# What the task requires
Below are some entries; can you quote all of them exactly?

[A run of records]
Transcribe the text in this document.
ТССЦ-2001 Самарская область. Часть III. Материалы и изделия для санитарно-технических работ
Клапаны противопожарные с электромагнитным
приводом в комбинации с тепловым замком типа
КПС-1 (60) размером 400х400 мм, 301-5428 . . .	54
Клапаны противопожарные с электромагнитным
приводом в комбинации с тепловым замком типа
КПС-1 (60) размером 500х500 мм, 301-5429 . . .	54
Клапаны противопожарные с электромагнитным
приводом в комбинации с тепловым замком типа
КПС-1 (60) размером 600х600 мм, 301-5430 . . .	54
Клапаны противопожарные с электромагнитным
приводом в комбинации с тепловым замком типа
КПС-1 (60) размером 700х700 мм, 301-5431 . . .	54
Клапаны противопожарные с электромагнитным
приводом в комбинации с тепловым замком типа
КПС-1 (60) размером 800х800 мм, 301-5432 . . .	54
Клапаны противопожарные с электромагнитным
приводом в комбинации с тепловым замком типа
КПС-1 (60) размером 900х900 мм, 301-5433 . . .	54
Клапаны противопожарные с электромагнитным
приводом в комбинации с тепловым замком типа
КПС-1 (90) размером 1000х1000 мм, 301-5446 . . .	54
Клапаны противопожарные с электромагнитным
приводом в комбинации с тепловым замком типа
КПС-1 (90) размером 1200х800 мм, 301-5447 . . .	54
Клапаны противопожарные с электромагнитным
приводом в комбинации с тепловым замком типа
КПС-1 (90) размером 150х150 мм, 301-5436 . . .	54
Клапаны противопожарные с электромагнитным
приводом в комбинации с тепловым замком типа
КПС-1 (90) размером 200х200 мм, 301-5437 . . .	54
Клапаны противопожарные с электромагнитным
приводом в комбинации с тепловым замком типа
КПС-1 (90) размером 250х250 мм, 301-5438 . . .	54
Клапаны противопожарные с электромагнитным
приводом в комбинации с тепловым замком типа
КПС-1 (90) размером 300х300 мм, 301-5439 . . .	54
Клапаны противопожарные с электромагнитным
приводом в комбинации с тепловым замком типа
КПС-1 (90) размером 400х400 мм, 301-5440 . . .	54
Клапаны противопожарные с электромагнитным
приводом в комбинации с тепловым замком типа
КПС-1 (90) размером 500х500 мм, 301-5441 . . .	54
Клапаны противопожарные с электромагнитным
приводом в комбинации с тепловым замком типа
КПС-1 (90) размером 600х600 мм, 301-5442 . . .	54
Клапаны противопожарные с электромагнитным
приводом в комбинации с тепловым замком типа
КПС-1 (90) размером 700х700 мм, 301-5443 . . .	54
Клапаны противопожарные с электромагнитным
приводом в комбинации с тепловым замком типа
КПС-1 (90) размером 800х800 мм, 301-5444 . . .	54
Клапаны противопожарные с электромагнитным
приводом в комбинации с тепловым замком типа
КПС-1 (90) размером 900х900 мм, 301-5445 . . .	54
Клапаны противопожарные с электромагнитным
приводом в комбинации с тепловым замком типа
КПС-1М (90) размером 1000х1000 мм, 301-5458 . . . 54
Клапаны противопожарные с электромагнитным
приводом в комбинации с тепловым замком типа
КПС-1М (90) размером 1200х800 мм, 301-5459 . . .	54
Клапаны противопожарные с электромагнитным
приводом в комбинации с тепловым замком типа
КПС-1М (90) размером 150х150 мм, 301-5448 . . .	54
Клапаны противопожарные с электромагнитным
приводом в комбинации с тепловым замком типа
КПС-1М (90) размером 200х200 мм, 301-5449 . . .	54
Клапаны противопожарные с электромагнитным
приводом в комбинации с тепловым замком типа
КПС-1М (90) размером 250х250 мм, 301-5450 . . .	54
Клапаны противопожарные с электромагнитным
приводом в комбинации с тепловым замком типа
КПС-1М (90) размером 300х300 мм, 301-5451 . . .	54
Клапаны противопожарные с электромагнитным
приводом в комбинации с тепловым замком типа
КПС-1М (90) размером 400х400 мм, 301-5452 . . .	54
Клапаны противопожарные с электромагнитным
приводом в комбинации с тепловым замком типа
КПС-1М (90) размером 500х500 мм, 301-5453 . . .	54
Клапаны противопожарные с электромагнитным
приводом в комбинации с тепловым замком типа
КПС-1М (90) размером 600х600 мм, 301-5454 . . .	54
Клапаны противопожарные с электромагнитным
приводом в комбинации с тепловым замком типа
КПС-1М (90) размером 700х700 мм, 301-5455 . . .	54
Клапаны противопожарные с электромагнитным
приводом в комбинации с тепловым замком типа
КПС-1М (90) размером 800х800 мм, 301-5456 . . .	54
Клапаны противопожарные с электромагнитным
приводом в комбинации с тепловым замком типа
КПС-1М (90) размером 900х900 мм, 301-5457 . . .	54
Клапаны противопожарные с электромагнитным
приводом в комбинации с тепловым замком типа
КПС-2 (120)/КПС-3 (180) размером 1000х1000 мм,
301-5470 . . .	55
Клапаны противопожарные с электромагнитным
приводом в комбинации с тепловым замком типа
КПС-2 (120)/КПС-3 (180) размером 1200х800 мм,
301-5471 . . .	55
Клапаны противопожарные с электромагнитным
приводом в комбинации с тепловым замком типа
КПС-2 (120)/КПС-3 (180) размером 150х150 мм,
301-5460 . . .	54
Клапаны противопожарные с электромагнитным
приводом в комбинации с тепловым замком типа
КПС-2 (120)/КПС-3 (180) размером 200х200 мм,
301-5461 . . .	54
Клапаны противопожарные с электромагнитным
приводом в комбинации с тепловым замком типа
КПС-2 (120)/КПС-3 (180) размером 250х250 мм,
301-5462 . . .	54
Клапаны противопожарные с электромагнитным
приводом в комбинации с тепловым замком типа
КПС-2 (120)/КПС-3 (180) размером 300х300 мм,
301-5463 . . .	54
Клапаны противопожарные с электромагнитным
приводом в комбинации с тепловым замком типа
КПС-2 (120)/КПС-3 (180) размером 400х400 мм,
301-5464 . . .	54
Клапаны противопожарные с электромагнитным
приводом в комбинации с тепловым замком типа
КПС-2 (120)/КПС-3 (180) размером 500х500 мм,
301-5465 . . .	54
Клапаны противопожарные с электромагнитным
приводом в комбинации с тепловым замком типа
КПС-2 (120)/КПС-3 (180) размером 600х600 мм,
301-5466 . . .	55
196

# Answer to the problem
Transcribe the text in this document.
ТССЦ-2001 Самарская область. Часть III. Материалы и изделия для санитарно-технических работ
Клапаны противопожарные с электромагнитным
приводом в комбинации с тепловым замком типа
КПС-1 (60) размером 400х400 мм, 301-5428 . . .	54
Клапаны противопожарные с электромагнитным
приводом в комбинации с тепловым замком типа
КПС-1 (60) размером 500х500 мм, 301-5429 . . .	54
Клапаны противопожарные с электромагнитным
приводом в комбинации с тепловым замком типа
КПС-1 (60) размером 600х600 мм, 301-5430 . . .	54
Клапаны противопожарные с электромагнитным
приводом в комбинации с тепловым замком типа
КПС-1 (60) размером 700х700 мм, 301-5431 . . .	54
Клапаны противопожарные с электромагнитным
приводом в комбинации с тепловым замком типа
КПС-1 (60) размером 800х800 мм, 301-5432 . . .	54
Клапаны противопожарные с электромагнитным
приводом в комбинации с тепловым замком типа
КПС-1 (60) размером 900х900 мм, 301-5433 . . .	54
Клапаны противопожарные с электромагнитным
приводом в комбинации с тепловым замком типа
КПС-1 (90) размером 1000х1000 мм, 301-5446 . . .	54
Клапаны противопожарные с электромагнитным
приводом в комбинации с тепловым замком типа
КПС-1 (90) размером 1200х800 мм, 301-5447 . . .	54
Клапаны противопожарные с электромагнитным
приводом в комбинации с тепловым замком типа
КПС-1 (90) размером 150х150 мм, 301-5436 . . .	54
Клапаны противопожарные с электромагнитным
приводом в комбинации с тепловым замком типа
КПС-1 (90) размером 200х200 мм, 301-5437 . . .	54
Клапаны противопожарные с электромагнитным
приводом в комбинации с тепловым замком типа
КПС-1 (90) размером 250х250 мм, 301-5438 . . .	54
Клапаны противопожарные с электромагнитным
приводом в комбинации с тепловым замком типа
КПС-1 (90) размером 300х300 мм, 301-5439 . . .	54
Клапаны противопожарные с электромагнитным
приводом в комбинации с тепловым замком типа
КПС-1 (90) размером 400х400 мм, 301-5440 . . .	54
Клапаны противопожарные с электромагнитным
приводом в комбинации с тепловым замком типа
КПС-1 (90) размером 500х500 мм, 301-5441 . . .	54
Клапаны противопожарные с электромагнитным
приводом в комбинации с тепловым замком типа
КПС-1 (90) размером 600х600 мм, 301-5442 . . .	54
Клапаны противопожарные с электромагнитным
приводом в комбинации с тепловым замком типа
КПС-1 (90) размером 700х700 мм, 301-5443 . . .	54
Клапаны противопожарные с электромагнитным
приводом в комбинации с тепловым замком типа
КПС-1 (90) размером 800х800 мм, 301-5444 . . .	54
Клапаны противопожарные с электромагнитным
приводом в комбинации с тепловым замком типа
КПС-1 (90) размером 900х900 мм, 301-5445 . . .	54
Клапаны противопожарные с электромагнитным
приводом в комбинации с тепловым замком типа
КПС-1М (90) размером 1000х1000 мм, 301-5458 . . . 54
Клапаны противопожарные с электромагнитным
приводом в комбинации с тепловым замком типа
КПС-1М (90) размером 1200х800 мм, 301-5459 . . .	54
Клапаны противопожарные с электромагнитным
приводом в комбинации с тепловым замком типа
КПС-1М (90) размером 150х150 мм, 301-5448 . . .	54
Клапаны противопожарные с электромагнитным
приводом в комбинации с тепловым замком типа
КПС-1М (90) размером 200х200 мм, 301-5449 . . .	54
Клапаны противопожарные с электромагнитным
приводом в комбинации с тепловым замком типа
КПС-1М (90) размером 250х250 мм, 301-5450 . . .	54
Клапаны противопожарные с электромагнитным
приводом в комбинации с тепловым замком типа
КПС-1М (90) размером 300х300 мм, 301-5451 . . .	54
Клапаны противопожарные с электромагнитным
приводом в комбинации с тепловым замком типа
КПС-1М (90) размером 400х400 мм, 301-5452 . . .	54
Клапаны противопожарные с электромагнитным
приводом в комбинации с тепловым замком типа
КПС-1М (90) размером 500х500 мм, 301-5453 . . .	54
Клапаны противопожарные с электромагнитным
приводом в комбинации с тепловым замком типа
КПС-1М (90) размером 600х600 мм, 301-5454 . . .	54
Клапаны противопожарные с электромагнитным
приводом в комбинации с тепловым замком типа
КПС-1М (90) размером 700х700 мм, 301-5455 . . .	54
Клапаны противопожарные с электромагнитным
приводом в комбинации с тепловым замком типа
КПС-1М (90) размером 800х800 мм, 301-5456 . . .	54
Клапаны противопожарные с электромагнитным
приводом в комбинации с тепловым замком типа
КПС-1М (90) размером 900х900 мм, 301-5457 . . .	54
Клапаны противопожарные с электромагнитным
приводом в комбинации с тепловым замком типа
КПС-2 (120)/КПС-3 (180) размером 1000х1000 мм,
301-5470 . . .	55
Клапаны противопожарные с электромагнитным
приводом в комбинации с тепловым замком типа
КПС-2 (120)/КПС-3 (180) размером 1200х800 мм,
301-5471 . . .	55
Клапаны противопожарные с электромагнитным
приводом в комбинации с тепловым замком типа
КПС-2 (120)/КПС-3 (180) размером 150х150 мм,
301-5460 . . .	54
Клапаны противопожарные с электромагнитным
приводом в комбинации с тепловым замком типа
КПС-2 (120)/КПС-3 (180) размером 200х200 мм,
301-5461 . . .	54
Клапаны противопожарные с электромагнитным
приводом в комбинации с тепловым замком типа
КПС-2 (120)/КПС-3 (180) размером 250х250 мм,
301-5462 . . .	54
Клапаны противопожарные с электромагнитным
приводом в комбинации с тепловым замком типа
КПС-2 (120)/КПС-3 (180) размером 300х300 мм,
301-5463 . . .	54
Клапаны противопожарные с электромагнитным
приводом в комбинации с тепловым замком типа
КПС-2 (120)/КПС-3 (180) размером 400х400 мм,
301-5464 . . .	54
Клапаны противопожарные с электромагнитным
приводом в комбинации с тепловым замком типа
КПС-2 (120)/КПС-3 (180) размером 500х500 мм,
301-5465 . . .	54
Клапаны противопожарные с электромагнитным
приводом в комбинации с тепловым замком типа
КПС-2 (120)/КПС-3 (180) размером 600х600 мм,
301-5466 . . .	55
196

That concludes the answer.